**Prompt**
Look below for the line containing "What text is on this page?". Output it and each remaining line of the entries exactly, and nothing else.

## start Data entries

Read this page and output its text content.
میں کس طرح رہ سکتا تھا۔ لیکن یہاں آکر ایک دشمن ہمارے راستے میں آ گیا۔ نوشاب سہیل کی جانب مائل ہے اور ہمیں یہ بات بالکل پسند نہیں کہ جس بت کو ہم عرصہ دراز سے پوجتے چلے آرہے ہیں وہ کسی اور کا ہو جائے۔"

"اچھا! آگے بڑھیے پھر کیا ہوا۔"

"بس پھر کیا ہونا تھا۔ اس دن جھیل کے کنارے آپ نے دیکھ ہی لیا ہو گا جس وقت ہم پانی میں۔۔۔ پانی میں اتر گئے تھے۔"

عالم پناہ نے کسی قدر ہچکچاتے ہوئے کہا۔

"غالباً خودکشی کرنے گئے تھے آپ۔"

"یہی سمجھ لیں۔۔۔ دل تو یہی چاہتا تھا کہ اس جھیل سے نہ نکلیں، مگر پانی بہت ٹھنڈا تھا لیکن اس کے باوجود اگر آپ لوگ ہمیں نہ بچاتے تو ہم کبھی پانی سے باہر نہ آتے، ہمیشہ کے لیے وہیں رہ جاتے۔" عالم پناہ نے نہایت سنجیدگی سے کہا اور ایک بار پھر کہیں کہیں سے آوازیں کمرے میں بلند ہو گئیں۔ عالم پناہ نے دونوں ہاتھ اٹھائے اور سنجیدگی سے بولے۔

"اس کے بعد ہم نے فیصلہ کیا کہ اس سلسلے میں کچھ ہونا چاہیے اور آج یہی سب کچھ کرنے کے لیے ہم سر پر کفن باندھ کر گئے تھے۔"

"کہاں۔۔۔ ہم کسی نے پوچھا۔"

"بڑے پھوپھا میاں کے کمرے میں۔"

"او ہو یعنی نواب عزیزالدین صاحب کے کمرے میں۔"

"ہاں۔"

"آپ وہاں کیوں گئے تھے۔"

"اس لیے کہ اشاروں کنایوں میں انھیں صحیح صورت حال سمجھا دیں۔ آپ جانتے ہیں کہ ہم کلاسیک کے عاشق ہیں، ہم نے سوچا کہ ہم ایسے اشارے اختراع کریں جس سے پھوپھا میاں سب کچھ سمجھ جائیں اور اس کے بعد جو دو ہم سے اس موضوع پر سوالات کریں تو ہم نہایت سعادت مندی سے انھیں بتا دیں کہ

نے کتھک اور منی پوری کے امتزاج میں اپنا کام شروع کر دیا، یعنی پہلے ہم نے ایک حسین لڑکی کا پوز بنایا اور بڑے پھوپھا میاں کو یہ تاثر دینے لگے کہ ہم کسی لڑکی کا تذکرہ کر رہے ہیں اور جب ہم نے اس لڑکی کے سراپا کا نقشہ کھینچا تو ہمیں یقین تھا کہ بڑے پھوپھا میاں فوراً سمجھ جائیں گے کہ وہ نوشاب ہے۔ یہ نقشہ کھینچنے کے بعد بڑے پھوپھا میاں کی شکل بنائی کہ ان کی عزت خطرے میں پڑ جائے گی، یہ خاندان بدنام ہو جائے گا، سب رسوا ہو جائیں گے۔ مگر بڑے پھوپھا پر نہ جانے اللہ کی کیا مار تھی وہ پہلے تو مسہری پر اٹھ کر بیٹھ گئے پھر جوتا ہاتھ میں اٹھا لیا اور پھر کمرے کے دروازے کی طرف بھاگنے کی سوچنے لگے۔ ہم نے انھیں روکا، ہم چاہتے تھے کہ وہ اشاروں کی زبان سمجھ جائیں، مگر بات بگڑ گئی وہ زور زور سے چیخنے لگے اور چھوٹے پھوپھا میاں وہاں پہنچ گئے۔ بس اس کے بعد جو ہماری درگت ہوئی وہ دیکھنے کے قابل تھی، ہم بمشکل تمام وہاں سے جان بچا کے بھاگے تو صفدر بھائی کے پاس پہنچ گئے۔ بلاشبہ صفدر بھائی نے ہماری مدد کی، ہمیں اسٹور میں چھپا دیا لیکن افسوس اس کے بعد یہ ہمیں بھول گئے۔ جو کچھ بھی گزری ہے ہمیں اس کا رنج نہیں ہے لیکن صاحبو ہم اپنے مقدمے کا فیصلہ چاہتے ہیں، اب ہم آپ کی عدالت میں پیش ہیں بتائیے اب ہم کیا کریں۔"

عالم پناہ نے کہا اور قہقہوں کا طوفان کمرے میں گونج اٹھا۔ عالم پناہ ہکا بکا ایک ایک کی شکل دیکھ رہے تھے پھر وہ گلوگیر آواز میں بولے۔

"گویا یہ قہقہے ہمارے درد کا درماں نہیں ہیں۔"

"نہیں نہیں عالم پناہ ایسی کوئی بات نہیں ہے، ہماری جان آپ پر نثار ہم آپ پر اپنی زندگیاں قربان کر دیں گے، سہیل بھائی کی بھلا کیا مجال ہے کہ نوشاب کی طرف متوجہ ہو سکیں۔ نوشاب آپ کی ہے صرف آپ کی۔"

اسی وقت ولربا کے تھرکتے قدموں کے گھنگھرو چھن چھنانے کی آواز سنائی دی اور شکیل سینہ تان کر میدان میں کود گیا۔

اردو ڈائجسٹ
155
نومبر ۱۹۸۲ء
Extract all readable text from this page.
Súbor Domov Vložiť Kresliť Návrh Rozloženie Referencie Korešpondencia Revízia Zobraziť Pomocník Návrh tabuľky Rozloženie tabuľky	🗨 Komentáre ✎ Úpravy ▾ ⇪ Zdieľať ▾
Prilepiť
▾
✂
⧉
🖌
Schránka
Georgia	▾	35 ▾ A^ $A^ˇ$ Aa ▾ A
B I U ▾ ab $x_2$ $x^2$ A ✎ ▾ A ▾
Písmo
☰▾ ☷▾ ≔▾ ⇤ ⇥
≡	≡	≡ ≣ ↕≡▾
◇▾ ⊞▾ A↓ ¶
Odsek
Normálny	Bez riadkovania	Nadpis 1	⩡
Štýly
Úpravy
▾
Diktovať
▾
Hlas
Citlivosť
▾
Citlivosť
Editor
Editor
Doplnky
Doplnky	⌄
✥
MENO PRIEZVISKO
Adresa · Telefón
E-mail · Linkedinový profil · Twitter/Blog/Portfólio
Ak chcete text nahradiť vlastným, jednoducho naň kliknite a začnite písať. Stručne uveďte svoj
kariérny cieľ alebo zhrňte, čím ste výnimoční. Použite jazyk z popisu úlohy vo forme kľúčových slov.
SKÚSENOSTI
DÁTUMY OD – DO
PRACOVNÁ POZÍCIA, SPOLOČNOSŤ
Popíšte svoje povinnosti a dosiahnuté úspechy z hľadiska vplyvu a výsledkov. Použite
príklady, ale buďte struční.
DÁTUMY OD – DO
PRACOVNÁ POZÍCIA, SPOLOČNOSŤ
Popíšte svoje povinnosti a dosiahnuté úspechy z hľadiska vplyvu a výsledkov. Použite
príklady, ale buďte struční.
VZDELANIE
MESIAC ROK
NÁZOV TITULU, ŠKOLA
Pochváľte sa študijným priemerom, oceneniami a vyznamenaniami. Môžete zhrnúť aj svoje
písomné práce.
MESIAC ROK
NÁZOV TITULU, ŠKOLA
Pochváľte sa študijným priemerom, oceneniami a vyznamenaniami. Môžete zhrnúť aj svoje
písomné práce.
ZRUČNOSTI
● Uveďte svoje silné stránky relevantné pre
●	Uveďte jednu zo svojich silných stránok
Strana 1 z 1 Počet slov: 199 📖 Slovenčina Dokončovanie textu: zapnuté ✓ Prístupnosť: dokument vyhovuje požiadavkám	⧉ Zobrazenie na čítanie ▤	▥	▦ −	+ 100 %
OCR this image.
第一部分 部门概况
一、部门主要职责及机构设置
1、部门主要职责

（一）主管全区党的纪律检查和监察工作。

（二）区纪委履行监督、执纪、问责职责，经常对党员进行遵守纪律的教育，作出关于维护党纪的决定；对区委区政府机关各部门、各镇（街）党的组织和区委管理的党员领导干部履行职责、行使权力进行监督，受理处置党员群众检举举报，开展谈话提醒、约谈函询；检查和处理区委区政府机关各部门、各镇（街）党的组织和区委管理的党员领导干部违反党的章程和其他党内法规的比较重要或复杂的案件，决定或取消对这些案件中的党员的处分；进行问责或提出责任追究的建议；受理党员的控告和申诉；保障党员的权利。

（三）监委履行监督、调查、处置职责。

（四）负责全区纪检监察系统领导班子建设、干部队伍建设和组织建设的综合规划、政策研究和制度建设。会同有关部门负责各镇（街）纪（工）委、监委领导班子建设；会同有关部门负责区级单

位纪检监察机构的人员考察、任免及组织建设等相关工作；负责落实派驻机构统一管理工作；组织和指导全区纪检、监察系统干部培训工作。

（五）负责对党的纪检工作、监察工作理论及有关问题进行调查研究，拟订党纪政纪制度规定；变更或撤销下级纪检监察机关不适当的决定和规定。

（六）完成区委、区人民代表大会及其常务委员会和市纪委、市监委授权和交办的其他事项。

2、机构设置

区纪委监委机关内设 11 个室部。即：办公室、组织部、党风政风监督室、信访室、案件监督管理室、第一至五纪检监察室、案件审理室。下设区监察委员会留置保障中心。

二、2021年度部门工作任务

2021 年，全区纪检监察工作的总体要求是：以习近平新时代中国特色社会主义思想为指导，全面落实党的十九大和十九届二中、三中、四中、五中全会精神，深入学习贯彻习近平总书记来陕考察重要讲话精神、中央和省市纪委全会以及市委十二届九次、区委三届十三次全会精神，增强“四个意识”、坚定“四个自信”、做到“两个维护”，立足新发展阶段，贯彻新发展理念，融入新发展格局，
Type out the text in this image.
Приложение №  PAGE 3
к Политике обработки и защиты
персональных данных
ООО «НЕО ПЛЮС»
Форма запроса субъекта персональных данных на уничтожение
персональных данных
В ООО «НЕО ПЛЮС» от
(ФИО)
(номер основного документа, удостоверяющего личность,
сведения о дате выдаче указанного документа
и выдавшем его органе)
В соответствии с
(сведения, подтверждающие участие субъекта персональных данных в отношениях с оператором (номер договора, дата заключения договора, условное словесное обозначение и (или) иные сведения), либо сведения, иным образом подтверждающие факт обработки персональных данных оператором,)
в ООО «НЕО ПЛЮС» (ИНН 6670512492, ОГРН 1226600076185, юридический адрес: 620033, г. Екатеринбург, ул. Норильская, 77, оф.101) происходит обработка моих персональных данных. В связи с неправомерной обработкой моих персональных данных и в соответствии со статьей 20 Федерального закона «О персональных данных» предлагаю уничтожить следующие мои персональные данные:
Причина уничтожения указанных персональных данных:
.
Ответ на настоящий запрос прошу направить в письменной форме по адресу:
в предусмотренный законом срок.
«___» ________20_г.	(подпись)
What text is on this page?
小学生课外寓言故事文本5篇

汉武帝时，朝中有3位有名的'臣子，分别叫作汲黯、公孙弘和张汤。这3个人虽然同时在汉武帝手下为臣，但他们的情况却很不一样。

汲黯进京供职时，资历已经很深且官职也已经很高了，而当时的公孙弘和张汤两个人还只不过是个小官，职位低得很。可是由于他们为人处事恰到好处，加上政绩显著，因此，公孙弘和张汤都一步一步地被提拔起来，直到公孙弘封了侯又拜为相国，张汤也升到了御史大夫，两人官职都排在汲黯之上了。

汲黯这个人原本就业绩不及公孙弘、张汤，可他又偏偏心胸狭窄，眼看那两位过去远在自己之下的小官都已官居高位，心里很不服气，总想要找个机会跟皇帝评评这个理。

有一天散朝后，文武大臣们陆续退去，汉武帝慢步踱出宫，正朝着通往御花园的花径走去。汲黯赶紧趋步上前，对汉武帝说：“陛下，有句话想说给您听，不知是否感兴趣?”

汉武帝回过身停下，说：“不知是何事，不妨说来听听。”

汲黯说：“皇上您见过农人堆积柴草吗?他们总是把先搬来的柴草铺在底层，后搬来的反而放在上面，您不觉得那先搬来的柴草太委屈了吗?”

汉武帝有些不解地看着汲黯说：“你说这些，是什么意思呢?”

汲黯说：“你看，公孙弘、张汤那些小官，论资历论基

## end Data entries

**Result**
What text is on this page?
小学生课外寓言故事文本5篇

汉武帝时，朝中有3位有名的'臣子，分别叫作汲黯、公孙弘和张汤。这3个人虽然同时在汉武帝手下为臣，但他们的情况却很不一样。

汲黯进京供职时，资历已经很深且官职也已经很高了，而当时的公孙弘和张汤两个人还只不过是个小官，职位低得很。可是由于他们为人处事恰到好处，加上政绩显著，因此，公孙弘和张汤都一步一步地被提拔起来，直到公孙弘封了侯又拜为相国，张汤也升到了御史大夫，两人官职都排在汲黯之上了。

汲黯这个人原本就业绩不及公孙弘、张汤，可他又偏偏心胸狭窄，眼看那两位过去远在自己之下的小官都已官居高位，心里很不服气，总想要找个机会跟皇帝评评这个理。

有一天散朝后，文武大臣们陆续退去，汉武帝慢步踱出宫，正朝着通往御花园的花径走去。汲黯赶紧趋步上前，对汉武帝说：“陛下，有句话想说给您听，不知是否感兴趣?”

汉武帝回过身停下，说：“不知是何事，不妨说来听听。”

汲黯说：“皇上您见过农人堆积柴草吗?他们总是把先搬来的柴草铺在底层，后搬来的反而放在上面，您不觉得那先搬来的柴草太委屈了吗?”

汉武帝有些不解地看着汲黯说：“你说这些，是什么意思呢?”

汲黯说：“你看，公孙弘、张汤那些小官，论资历论基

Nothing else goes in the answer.